- TASK DESCRIPTION: Please rewrite the listing below, changing every "增压垫" to "加高垫" and leaving all other text as it is.

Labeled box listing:
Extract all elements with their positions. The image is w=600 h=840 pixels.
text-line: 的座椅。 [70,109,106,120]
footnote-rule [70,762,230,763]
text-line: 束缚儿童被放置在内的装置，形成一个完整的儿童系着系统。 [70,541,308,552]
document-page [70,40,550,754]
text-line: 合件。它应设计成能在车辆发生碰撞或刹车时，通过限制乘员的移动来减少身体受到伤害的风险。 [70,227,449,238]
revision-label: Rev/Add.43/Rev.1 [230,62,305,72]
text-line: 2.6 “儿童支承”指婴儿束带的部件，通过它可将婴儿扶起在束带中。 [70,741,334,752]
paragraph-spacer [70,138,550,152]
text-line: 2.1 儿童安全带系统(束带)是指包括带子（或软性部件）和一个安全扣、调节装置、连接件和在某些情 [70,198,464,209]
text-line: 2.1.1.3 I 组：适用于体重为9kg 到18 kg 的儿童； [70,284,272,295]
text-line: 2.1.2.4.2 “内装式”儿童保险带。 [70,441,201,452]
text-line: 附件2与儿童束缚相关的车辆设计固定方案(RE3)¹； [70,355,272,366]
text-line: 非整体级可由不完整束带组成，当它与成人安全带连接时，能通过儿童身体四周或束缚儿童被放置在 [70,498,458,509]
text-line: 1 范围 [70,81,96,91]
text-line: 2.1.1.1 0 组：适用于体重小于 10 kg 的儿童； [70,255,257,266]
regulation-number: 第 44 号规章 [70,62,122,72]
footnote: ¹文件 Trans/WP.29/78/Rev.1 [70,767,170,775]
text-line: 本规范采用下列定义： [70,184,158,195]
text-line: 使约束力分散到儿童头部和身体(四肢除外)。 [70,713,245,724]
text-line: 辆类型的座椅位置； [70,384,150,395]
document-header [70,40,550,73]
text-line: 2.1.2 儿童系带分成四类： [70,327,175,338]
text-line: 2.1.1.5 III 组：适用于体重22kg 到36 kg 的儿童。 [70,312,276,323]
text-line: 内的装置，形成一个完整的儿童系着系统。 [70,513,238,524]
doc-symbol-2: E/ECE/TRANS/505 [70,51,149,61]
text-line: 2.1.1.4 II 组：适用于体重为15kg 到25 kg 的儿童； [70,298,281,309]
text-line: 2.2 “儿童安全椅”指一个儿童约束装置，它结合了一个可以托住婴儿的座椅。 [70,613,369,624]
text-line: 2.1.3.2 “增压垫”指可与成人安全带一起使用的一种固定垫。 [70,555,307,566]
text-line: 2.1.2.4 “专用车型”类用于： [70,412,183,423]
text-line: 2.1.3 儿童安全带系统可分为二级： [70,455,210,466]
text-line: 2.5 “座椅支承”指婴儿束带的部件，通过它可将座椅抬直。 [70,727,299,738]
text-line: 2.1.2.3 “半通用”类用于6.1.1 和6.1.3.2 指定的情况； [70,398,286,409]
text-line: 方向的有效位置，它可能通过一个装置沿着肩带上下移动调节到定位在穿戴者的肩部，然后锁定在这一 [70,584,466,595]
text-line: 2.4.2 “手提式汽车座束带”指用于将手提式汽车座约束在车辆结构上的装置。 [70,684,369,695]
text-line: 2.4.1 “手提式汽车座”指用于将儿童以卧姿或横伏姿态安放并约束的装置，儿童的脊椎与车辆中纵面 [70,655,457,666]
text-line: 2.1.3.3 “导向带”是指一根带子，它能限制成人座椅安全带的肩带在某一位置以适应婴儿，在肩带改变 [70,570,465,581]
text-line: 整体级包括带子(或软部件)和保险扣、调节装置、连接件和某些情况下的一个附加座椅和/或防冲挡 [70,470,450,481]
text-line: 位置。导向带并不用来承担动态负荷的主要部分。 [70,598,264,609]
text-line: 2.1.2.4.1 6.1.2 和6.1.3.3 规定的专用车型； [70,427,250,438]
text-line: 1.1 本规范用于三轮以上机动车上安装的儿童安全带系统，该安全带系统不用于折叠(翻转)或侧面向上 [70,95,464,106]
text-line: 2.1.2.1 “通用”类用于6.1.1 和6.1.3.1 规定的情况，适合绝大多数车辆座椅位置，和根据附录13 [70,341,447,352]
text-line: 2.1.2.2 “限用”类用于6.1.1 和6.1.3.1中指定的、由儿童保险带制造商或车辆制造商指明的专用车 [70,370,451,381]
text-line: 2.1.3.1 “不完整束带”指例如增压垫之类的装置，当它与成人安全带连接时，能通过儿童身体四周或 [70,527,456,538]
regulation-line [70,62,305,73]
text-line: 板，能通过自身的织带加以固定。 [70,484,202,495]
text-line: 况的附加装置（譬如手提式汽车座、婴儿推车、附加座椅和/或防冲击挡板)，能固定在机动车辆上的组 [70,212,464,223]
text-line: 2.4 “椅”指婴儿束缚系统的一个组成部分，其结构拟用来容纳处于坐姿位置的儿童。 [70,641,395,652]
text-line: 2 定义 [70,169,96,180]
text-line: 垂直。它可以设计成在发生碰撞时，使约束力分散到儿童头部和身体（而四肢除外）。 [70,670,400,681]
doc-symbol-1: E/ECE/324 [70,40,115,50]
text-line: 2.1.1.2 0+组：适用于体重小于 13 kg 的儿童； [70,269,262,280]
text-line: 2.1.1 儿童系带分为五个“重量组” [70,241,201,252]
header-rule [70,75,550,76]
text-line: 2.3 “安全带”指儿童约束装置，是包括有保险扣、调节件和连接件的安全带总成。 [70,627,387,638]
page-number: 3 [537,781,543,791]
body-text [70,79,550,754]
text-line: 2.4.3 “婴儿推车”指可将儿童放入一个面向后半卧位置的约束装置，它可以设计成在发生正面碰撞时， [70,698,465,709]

- PROBLEM SOLUTION:
Extract all elements with their positions. The image is w=600 h=840 pixels.
text-line: 的座椅。 [70,109,106,120]
footnote-rule [70,762,230,763]
text-line: 束缚儿童被放置在内的装置，形成一个完整的儿童系着系统。 [70,541,308,552]
document-page [70,40,550,754]
text-line: 合件。它应设计成能在车辆发生碰撞或刹车时，通过限制乘员的移动来减少身体受到伤害的风险。 [70,227,449,238]
revision-label: Rev/Add.43/Rev.1 [230,62,305,72]
text-line: 2.6 “儿童支承”指婴儿束带的部件，通过它可将婴儿扶起在束带中。 [70,741,334,752]
paragraph-spacer [70,138,550,152]
text-line: 2.1 儿童安全带系统(束带)是指包括带子（或软性部件）和一个安全扣、调节装置、连接件和在某些情 [70,198,464,209]
text-line: 2.1.1.3 I 组：适用于体重为9kg 到18 kg 的儿童； [70,284,272,295]
text-line: 2.1.2.4.2 “内装式”儿童保险带。 [70,441,201,452]
text-line: 附件2与儿童束缚相关的车辆设计固定方案(RE3)¹； [70,355,272,366]
text-line: 非整体级可由不完整束带组成，当它与成人安全带连接时，能通过儿童身体四周或束缚儿童被放置在 [70,498,458,509]
text-line: 1 范围 [70,81,96,91]
text-line: 2.1.1.1 0 组：适用于体重小于 10 kg 的儿童； [70,255,257,266]
regulation-number: 第 44 号规章 [70,62,122,72]
footnote: ¹文件 Trans/WP.29/78/Rev.1 [70,767,170,775]
text-line: 本规范采用下列定义： [70,184,158,195]
text-line: 使约束力分散到儿童头部和身体(四肢除外)。 [70,713,245,724]
text-line: 辆类型的座椅位置； [70,384,150,395]
document-header [70,40,550,73]
text-line: 2.1.2 儿童系带分成四类： [70,327,175,338]
text-line: 2.1.1.5 III 组：适用于体重22kg 到36 kg 的儿童。 [70,312,276,323]
text-line: 内的装置，形成一个完整的儿童系着系统。 [70,513,238,524]
doc-symbol-2: E/ECE/TRANS/505 [70,51,149,61]
text-line: 2.1.1.4 II 组：适用于体重为15kg 到25 kg 的儿童； [70,298,281,309]
text-line: 2.2 “儿童安全椅”指一个儿童约束装置，它结合了一个可以托住婴儿的座椅。 [70,613,369,624]
text-line: 2.1.3.2 “加高垫”指可与成人安全带一起使用的一种固定垫。 [70,555,307,566]
text-line: 2.1.2.4 “专用车型”类用于： [70,412,183,423]
text-line: 2.1.3 儿童安全带系统可分为二级： [70,455,210,466]
text-line: 2.5 “座椅支承”指婴儿束带的部件，通过它可将座椅抬直。 [70,727,299,738]
text-line: 2.1.2.3 “半通用”类用于6.1.1 和6.1.3.2 指定的情况； [70,398,286,409]
text-line: 方向的有效位置，它可能通过一个装置沿着肩带上下移动调节到定位在穿戴者的肩部，然后锁定在这一 [70,584,466,595]
text-line: 2.4.2 “手提式汽车座束带”指用于将手提式汽车座约束在车辆结构上的装置。 [70,684,369,695]
text-line: 2.4.1 “手提式汽车座”指用于将儿童以卧姿或横伏姿态安放并约束的装置，儿童的脊椎与车辆中纵面 [70,655,457,666]
text-line: 2.1.3.3 “导向带”是指一根带子，它能限制成人座椅安全带的肩带在某一位置以适应婴儿，在肩带改变 [70,570,465,581]
text-line: 整体级包括带子(或软部件)和保险扣、调节装置、连接件和某些情况下的一个附加座椅和/或防冲挡 [70,470,450,481]
text-line: 位置。导向带并不用来承担动态负荷的主要部分。 [70,598,264,609]
text-line: 2.1.2.4.1 6.1.2 和6.1.3.3 规定的专用车型； [70,427,250,438]
text-line: 1.1 本规范用于三轮以上机动车上安装的儿童安全带系统，该安全带系统不用于折叠(翻转)或侧面向上 [70,95,464,106]
text-line: 2.1.2.1 “通用”类用于6.1.1 和6.1.3.1 规定的情况，适合绝大多数车辆座椅位置，和根据附录13 [70,341,447,352]
text-line: 2.1.2.2 “限用”类用于6.1.1 和6.1.3.1中指定的、由儿童保险带制造商或车辆制造商指明的专用车 [70,370,451,381]
text-line: 2.1.3.1 “不完整束带”指例如加高垫之类的装置，当它与成人安全带连接时，能通过儿童身体四周或 [70,527,456,538]
regulation-line [70,62,305,73]
text-line: 板，能通过自身的织带加以固定。 [70,484,202,495]
text-line: 况的附加装置（譬如手提式汽车座、婴儿推车、附加座椅和/或防冲击挡板)，能固定在机动车辆上的组 [70,212,464,223]
text-line: 2.4 “椅”指婴儿束缚系统的一个组成部分，其结构拟用来容纳处于坐姿位置的儿童。 [70,641,395,652]
text-line: 2 定义 [70,169,96,180]
text-line: 垂直。它可以设计成在发生碰撞时，使约束力分散到儿童头部和身体（而四肢除外）。 [70,670,400,681]
doc-symbol-1: E/ECE/324 [70,40,115,50]
text-line: 2.1.1.2 0+组：适用于体重小于 13 kg 的儿童； [70,269,262,280]
text-line: 2.1.1 儿童系带分为五个“重量组” [70,241,201,252]
header-rule [70,75,550,76]
text-line: 2.3 “安全带”指儿童约束装置，是包括有保险扣、调节件和连接件的安全带总成。 [70,627,387,638]
page-number: 3 [537,781,543,791]
body-text [70,79,550,754]
text-line: 2.4.3 “婴儿推车”指可将儿童放入一个面向后半卧位置的约束装置，它可以设计成在发生正面碰撞时， [70,698,465,709]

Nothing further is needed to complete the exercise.